Begin

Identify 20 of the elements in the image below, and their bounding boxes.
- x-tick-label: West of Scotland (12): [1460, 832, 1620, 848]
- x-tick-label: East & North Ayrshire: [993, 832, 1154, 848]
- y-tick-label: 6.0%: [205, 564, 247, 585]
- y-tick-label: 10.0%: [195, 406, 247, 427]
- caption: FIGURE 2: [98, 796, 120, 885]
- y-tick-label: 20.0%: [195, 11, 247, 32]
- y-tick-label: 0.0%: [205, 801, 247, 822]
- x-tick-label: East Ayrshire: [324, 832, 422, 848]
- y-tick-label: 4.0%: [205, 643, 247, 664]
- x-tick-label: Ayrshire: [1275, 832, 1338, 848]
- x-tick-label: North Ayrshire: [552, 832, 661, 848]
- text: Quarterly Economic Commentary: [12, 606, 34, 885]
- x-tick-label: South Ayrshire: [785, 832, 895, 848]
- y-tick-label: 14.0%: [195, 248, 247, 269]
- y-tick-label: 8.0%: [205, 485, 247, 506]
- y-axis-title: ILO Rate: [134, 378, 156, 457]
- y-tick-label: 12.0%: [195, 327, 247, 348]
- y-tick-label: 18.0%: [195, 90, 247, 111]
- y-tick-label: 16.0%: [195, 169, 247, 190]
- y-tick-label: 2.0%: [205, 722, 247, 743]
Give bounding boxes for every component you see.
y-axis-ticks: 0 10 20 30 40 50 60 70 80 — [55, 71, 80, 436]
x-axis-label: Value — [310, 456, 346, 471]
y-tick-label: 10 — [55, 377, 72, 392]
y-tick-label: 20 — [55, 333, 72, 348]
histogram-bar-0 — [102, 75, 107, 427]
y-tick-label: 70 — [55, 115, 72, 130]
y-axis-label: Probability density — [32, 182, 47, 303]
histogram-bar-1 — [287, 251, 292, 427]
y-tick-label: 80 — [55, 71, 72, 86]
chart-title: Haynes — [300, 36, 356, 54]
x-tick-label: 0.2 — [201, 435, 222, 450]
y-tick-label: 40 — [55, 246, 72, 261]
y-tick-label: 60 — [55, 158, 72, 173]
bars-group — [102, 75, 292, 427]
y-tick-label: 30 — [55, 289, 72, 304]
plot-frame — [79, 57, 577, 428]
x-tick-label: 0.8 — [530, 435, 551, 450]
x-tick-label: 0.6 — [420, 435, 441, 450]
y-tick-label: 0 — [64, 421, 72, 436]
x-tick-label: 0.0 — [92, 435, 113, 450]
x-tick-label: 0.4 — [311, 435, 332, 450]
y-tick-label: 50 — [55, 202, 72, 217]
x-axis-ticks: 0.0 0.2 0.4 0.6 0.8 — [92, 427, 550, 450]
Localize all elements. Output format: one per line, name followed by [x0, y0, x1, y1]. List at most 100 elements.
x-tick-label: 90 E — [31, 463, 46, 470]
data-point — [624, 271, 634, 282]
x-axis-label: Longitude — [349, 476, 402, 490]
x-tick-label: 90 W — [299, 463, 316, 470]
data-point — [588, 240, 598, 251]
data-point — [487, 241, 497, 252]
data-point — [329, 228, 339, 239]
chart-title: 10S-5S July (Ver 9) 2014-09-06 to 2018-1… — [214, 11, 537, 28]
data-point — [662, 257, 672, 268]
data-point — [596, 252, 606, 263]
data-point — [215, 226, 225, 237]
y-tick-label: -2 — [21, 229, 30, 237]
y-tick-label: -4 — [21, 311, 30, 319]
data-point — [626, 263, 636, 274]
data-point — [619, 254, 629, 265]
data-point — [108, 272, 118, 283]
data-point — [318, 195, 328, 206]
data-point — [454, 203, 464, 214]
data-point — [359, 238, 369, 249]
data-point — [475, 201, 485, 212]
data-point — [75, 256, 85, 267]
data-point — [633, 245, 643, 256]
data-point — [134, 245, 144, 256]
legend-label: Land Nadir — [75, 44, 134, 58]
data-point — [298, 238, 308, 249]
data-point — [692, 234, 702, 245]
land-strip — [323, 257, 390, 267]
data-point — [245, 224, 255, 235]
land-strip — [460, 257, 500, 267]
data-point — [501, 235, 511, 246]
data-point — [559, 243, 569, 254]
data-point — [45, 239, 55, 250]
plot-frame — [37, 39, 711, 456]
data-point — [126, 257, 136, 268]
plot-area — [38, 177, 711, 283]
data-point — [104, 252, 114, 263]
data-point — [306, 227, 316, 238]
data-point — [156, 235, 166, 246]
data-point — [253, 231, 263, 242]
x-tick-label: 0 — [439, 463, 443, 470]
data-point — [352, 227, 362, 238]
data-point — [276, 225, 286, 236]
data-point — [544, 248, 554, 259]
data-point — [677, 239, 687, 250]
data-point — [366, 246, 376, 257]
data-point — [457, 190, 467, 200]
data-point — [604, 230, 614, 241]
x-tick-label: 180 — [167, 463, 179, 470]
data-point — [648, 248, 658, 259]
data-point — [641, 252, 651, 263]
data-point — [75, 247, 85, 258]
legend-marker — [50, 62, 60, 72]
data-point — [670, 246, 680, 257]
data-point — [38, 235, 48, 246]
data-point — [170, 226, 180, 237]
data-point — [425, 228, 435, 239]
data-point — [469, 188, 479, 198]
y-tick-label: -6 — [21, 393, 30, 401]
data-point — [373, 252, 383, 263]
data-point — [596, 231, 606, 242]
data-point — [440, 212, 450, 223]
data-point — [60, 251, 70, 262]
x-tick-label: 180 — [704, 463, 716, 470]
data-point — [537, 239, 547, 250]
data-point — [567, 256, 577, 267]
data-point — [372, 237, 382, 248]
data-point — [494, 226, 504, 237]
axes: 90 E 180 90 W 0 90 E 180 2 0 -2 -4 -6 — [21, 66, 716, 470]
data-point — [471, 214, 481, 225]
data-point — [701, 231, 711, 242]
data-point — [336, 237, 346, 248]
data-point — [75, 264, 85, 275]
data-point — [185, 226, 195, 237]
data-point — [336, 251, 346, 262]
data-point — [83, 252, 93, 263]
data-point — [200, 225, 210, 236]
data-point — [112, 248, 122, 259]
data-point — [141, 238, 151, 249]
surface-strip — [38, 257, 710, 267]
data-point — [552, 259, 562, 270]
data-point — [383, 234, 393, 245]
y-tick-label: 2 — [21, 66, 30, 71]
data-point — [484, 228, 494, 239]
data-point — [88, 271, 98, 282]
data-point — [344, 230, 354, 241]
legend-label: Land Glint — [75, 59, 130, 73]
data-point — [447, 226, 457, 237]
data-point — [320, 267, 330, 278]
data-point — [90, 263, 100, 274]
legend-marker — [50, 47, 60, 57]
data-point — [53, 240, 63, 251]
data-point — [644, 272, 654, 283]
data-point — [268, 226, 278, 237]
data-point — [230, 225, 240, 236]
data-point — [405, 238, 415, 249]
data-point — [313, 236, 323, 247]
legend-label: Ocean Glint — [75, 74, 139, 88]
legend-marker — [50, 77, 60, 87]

End

Can you reproduce all of the data above, line for line and without changing anything?

**Response to the task**
Identify 20 of the elements in the image below, and their bounding boxes.
- x-tick-label: West of Scotland (12): [1460, 832, 1620, 848]
- x-tick-label: East & North Ayrshire: [993, 832, 1154, 848]
- y-tick-label: 6.0%: [205, 564, 247, 585]
- y-tick-label: 10.0%: [195, 406, 247, 427]
- caption: FIGURE 2: [98, 796, 120, 885]
- y-tick-label: 20.0%: [195, 11, 247, 32]
- y-tick-label: 0.0%: [205, 801, 247, 822]
- x-tick-label: East Ayrshire: [324, 832, 422, 848]
- y-tick-label: 4.0%: [205, 643, 247, 664]
- x-tick-label: Ayrshire: [1275, 832, 1338, 848]
- x-tick-label: North Ayrshire: [552, 832, 661, 848]
- text: Quarterly Economic Commentary: [12, 606, 34, 885]
- x-tick-label: South Ayrshire: [785, 832, 895, 848]
- y-tick-label: 14.0%: [195, 248, 247, 269]
- y-tick-label: 8.0%: [205, 485, 247, 506]
- y-axis-title: ILO Rate: [134, 378, 156, 457]
- y-tick-label: 12.0%: [195, 327, 247, 348]
- y-tick-label: 18.0%: [195, 90, 247, 111]
- y-tick-label: 16.0%: [195, 169, 247, 190]
- y-tick-label: 2.0%: [205, 722, 247, 743]
Give bounding boxes for every component you see.
y-axis-ticks: 0 10 20 30 40 50 60 70 80 — [55, 71, 80, 436]
x-axis-label: Value — [310, 456, 346, 471]
y-tick-label: 10 — [55, 377, 72, 392]
y-tick-label: 20 — [55, 333, 72, 348]
histogram-bar-0 — [102, 75, 107, 427]
y-tick-label: 70 — [55, 115, 72, 130]
y-axis-label: Probability density — [32, 182, 47, 303]
histogram-bar-1 — [287, 251, 292, 427]
y-tick-label: 80 — [55, 71, 72, 86]
chart-title: Haynes — [300, 36, 356, 54]
x-tick-label: 0.2 — [201, 435, 222, 450]
y-tick-label: 40 — [55, 246, 72, 261]
y-tick-label: 60 — [55, 158, 72, 173]
bars-group — [102, 75, 292, 427]
y-tick-label: 30 — [55, 289, 72, 304]
plot-frame — [79, 57, 577, 428]
x-tick-label: 0.8 — [530, 435, 551, 450]
x-tick-label: 0.6 — [420, 435, 441, 450]
y-tick-label: 0 — [64, 421, 72, 436]
x-tick-label: 0.0 — [92, 435, 113, 450]
x-tick-label: 0.4 — [311, 435, 332, 450]
y-tick-label: 50 — [55, 202, 72, 217]
x-axis-ticks: 0.0 0.2 0.4 0.6 0.8 — [92, 427, 550, 450]
Localize all elements. Output format: one per line, name followed by [x0, y0, x1, y1]. List at most 100 elements.
x-tick-label: 90 E — [31, 463, 46, 470]
data-point — [624, 271, 634, 282]
x-axis-label: Longitude — [349, 476, 402, 490]
x-tick-label: 90 W — [299, 463, 316, 470]
data-point — [588, 240, 598, 251]
data-point — [487, 241, 497, 252]
data-point — [329, 228, 339, 239]
chart-title: 10S-5S July (Ver 9) 2014-09-06 to 2018-1… — [214, 11, 537, 28]
data-point — [662, 257, 672, 268]
data-point — [596, 252, 606, 263]
data-point — [215, 226, 225, 237]
y-tick-label: -2 — [21, 229, 30, 237]
y-tick-label: -4 — [21, 311, 30, 319]
data-point — [626, 263, 636, 274]
data-point — [619, 254, 629, 265]
data-point — [108, 272, 118, 283]
data-point — [318, 195, 328, 206]
data-point — [454, 203, 464, 214]
data-point — [359, 238, 369, 249]
data-point — [475, 201, 485, 212]
data-point — [75, 256, 85, 267]
data-point — [633, 245, 643, 256]
data-point — [134, 245, 144, 256]
legend-label: Land Nadir — [75, 44, 134, 58]
data-point — [298, 238, 308, 249]
data-point — [692, 234, 702, 245]
land-strip — [323, 257, 390, 267]
data-point — [245, 224, 255, 235]
land-strip — [460, 257, 500, 267]
data-point — [501, 235, 511, 246]
data-point — [559, 243, 569, 254]
data-point — [45, 239, 55, 250]
plot-frame — [37, 39, 711, 456]
data-point — [126, 257, 136, 268]
plot-area — [38, 177, 711, 283]
data-point — [104, 252, 114, 263]
data-point — [306, 227, 316, 238]
data-point — [156, 235, 166, 246]
data-point — [253, 231, 263, 242]
x-tick-label: 0 — [439, 463, 443, 470]
data-point — [352, 227, 362, 238]
data-point — [276, 225, 286, 236]
data-point — [544, 248, 554, 259]
data-point — [677, 239, 687, 250]
data-point — [366, 246, 376, 257]
data-point — [457, 190, 467, 200]
data-point — [604, 230, 614, 241]
x-tick-label: 180 — [167, 463, 179, 470]
data-point — [648, 248, 658, 259]
data-point — [641, 252, 651, 263]
data-point — [75, 247, 85, 258]
legend-marker — [50, 62, 60, 72]
data-point — [670, 246, 680, 257]
data-point — [38, 235, 48, 246]
data-point — [170, 226, 180, 237]
data-point — [425, 228, 435, 239]
data-point — [469, 188, 479, 198]
y-tick-label: -6 — [21, 393, 30, 401]
data-point — [373, 252, 383, 263]
data-point — [596, 231, 606, 242]
data-point — [440, 212, 450, 223]
data-point — [60, 251, 70, 262]
x-tick-label: 180 — [704, 463, 716, 470]
data-point — [537, 239, 547, 250]
data-point — [567, 256, 577, 267]
data-point — [372, 237, 382, 248]
data-point — [494, 226, 504, 237]
axes: 90 E 180 90 W 0 90 E 180 2 0 -2 -4 -6 — [21, 66, 716, 470]
data-point — [471, 214, 481, 225]
data-point — [701, 231, 711, 242]
data-point — [336, 237, 346, 248]
data-point — [75, 264, 85, 275]
data-point — [185, 226, 195, 237]
data-point — [336, 251, 346, 262]
data-point — [83, 252, 93, 263]
data-point — [200, 225, 210, 236]
data-point — [112, 248, 122, 259]
data-point — [141, 238, 151, 249]
surface-strip — [38, 257, 710, 267]
data-point — [552, 259, 562, 270]
data-point — [383, 234, 393, 245]
y-tick-label: 2 — [21, 66, 30, 71]
data-point — [484, 228, 494, 239]
data-point — [88, 271, 98, 282]
data-point — [344, 230, 354, 241]
legend-label: Land Glint — [75, 59, 130, 73]
data-point — [447, 226, 457, 237]
data-point — [320, 267, 330, 278]
data-point — [90, 263, 100, 274]
legend-marker — [50, 47, 60, 57]
data-point — [53, 240, 63, 251]
data-point — [644, 272, 654, 283]
data-point — [268, 226, 278, 237]
data-point — [230, 225, 240, 236]
data-point — [405, 238, 415, 249]
data-point — [313, 236, 323, 247]
legend-label: Ocean Glint — [75, 74, 139, 88]
legend-marker — [50, 77, 60, 87]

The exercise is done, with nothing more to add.